* GESTELLTE AUFGABE 1
Gib aus der Auflistung den Abschnitt unverändert wieder, der mit ihrer ersten Zeile beginnt und mit der Zeile endet, die "- blurred-text: [207, 421, 237, 427]" enthält. Beide Grenzzeilen gehören dazu.

* VORLIEGENDER TEXT
========

In diesem Gedicht sehen Sie
einen Eisberg versinken
und die Passagiere der Titanic
auf den Untergang trinken.

Nach der Ankunft erzählen sie
ihren Verwandten froh:
Stellt euch vor, wir reisten mit
Kate Winslet und Leonardo DiCaprio.

Doch die Verwandten
fragen sichtlich betroffen:
Ihr seid hier in New York
und nicht abgesoffen?

So ist es, wenn Eisberge
im Wege steh'n:
In Gedichten läßt
man sie untergeh'n.

Aus: Versnetze. Das große Buch der neuen deutschen Lyrik. Hrsg. Axel Kutsch. Weilerswist: Ralf Liebe, 2008, S. 171

Hymne

Fuad Rifka

(arabisch فؤاد رفقة , DMG Fuʾād Rifqa; * 28. Dezember 1930 in Kafroun bei Tartus, Syrien; † 14. Mai 2011 in Beirut)

========

* GESTELLTE AUFGABE 2
Beantworte zum Auszug über den Eisberg folgende Fragen:
(a) Mit welchen zwei Personen reisten die Passagiere nach ihrer eigenen Erzählung?
(b) In welcher Stadt befinden sich die Passagiere, als die Verwandten sie befragen?
(c) Wer hat das Buch „Versnetze“ herausgegeben?

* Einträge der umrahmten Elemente

========

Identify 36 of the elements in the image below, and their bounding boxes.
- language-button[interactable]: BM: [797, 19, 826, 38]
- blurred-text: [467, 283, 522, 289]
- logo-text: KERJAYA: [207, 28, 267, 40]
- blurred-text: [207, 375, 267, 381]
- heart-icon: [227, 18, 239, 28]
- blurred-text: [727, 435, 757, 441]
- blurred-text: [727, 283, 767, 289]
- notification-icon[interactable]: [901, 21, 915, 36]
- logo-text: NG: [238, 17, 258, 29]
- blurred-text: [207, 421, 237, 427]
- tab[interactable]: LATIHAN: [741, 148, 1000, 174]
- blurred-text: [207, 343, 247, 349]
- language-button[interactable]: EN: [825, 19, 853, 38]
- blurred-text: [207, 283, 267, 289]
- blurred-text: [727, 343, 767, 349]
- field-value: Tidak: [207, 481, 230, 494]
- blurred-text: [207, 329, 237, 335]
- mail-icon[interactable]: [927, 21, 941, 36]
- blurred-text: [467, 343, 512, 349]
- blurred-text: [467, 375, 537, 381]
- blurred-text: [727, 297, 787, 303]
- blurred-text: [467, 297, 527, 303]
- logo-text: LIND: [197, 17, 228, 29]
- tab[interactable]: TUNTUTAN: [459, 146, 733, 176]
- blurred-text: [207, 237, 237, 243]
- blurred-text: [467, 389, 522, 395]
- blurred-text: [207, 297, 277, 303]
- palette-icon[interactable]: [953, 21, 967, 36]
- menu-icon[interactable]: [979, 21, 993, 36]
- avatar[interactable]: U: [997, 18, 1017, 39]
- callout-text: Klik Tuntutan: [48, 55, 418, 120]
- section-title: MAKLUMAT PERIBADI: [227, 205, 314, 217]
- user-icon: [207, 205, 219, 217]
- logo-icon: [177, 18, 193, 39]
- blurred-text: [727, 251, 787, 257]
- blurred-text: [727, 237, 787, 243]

========

* AUSGEARBEITETE LÖSUNG 1
Identify 36 of the elements in the image below, and their bounding boxes.
- language-button[interactable]: BM: [797, 19, 826, 38]
- blurred-text: [467, 283, 522, 289]
- logo-text: KERJAYA: [207, 28, 267, 40]
- blurred-text: [207, 375, 267, 381]
- heart-icon: [227, 18, 239, 28]
- blurred-text: [727, 435, 757, 441]
- blurred-text: [727, 283, 767, 289]
- notification-icon[interactable]: [901, 21, 915, 36]
- logo-text: NG: [238, 17, 258, 29]
- blurred-text: [207, 421, 237, 427]

* AUSGEARBEITETE LÖSUNG 2
(a) Mit Kate Winslet und Leonardo DiCaprio.
(b) In New York.
(c) Axel Kutsch.